— Start PROVIDED ENTRIES —

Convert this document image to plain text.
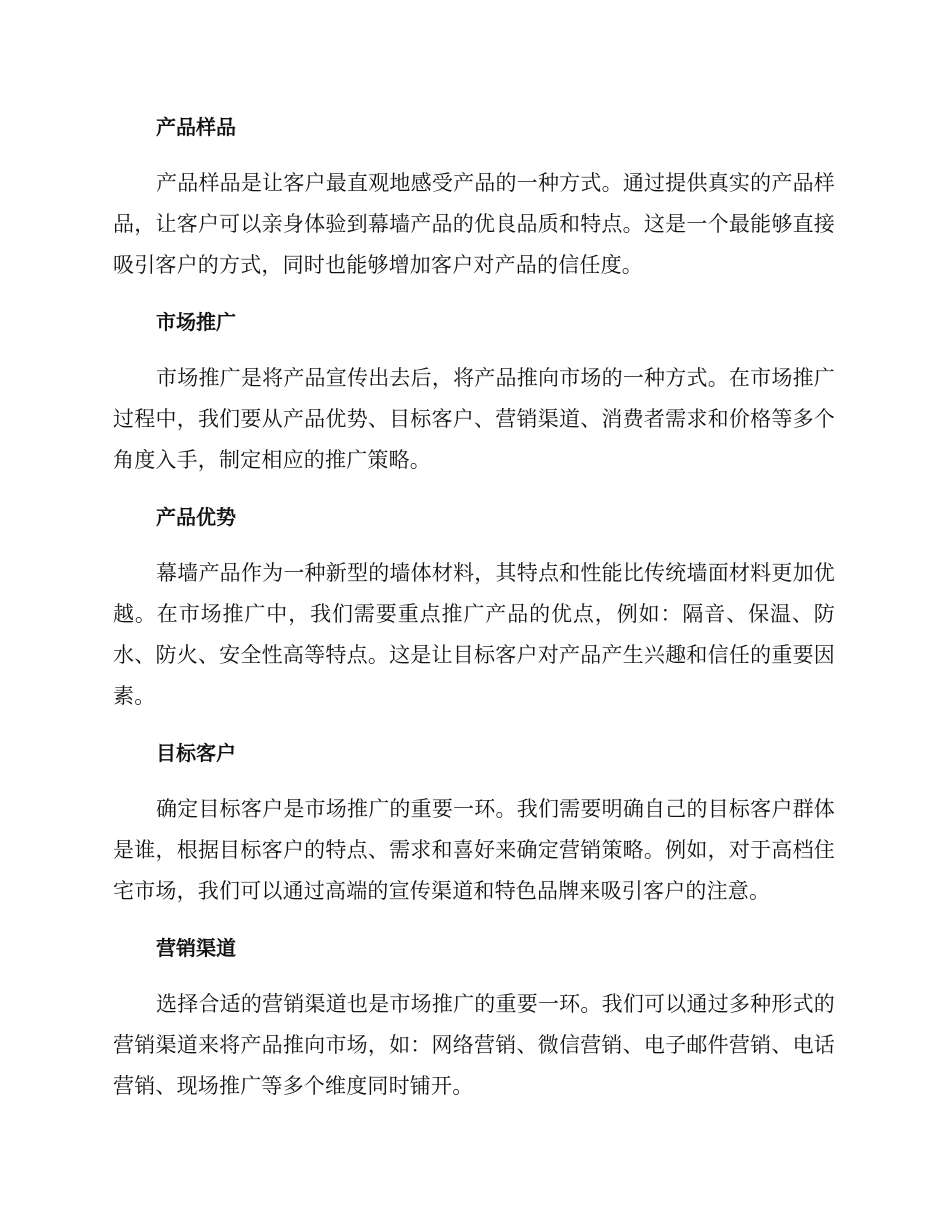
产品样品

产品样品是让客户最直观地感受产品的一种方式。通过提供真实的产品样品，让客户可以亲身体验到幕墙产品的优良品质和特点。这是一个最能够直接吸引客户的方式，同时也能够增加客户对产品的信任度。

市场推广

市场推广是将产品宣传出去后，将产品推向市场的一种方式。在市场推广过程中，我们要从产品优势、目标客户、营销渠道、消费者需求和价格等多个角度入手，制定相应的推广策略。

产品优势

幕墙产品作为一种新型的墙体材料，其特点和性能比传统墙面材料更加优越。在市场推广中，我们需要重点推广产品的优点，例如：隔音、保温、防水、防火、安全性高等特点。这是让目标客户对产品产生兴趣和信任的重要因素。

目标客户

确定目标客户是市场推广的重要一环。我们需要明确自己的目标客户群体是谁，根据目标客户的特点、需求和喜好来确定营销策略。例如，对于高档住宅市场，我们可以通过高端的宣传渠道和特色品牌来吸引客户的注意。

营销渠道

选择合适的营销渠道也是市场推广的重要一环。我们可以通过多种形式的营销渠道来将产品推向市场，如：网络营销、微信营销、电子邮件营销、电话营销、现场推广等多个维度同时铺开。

— End PROVIDED ENTRIES —

__EXERCISE DETAILS__
Your job is to transcribe the entries above exactly; skip the pictures.

__RESPONSE__
Convert this document image to plain text.
产品样品

产品样品是让客户最直观地感受产品的一种方式。通过提供真实的产品样品，让客户可以亲身体验到幕墙产品的优良品质和特点。这是一个最能够直接吸引客户的方式，同时也能够增加客户对产品的信任度。

市场推广

市场推广是将产品宣传出去后，将产品推向市场的一种方式。在市场推广过程中，我们要从产品优势、目标客户、营销渠道、消费者需求和价格等多个角度入手，制定相应的推广策略。

产品优势

幕墙产品作为一种新型的墙体材料，其特点和性能比传统墙面材料更加优越。在市场推广中，我们需要重点推广产品的优点，例如：隔音、保温、防水、防火、安全性高等特点。这是让目标客户对产品产生兴趣和信任的重要因素。

目标客户

确定目标客户是市场推广的重要一环。我们需要明确自己的目标客户群体是谁，根据目标客户的特点、需求和喜好来确定营销策略。例如，对于高档住宅市场，我们可以通过高端的宣传渠道和特色品牌来吸引客户的注意。

营销渠道

选择合适的营销渠道也是市场推广的重要一环。我们可以通过多种形式的营销渠道来将产品推向市场，如：网络营销、微信营销、电子邮件营销、电话营销、现场推广等多个维度同时铺开。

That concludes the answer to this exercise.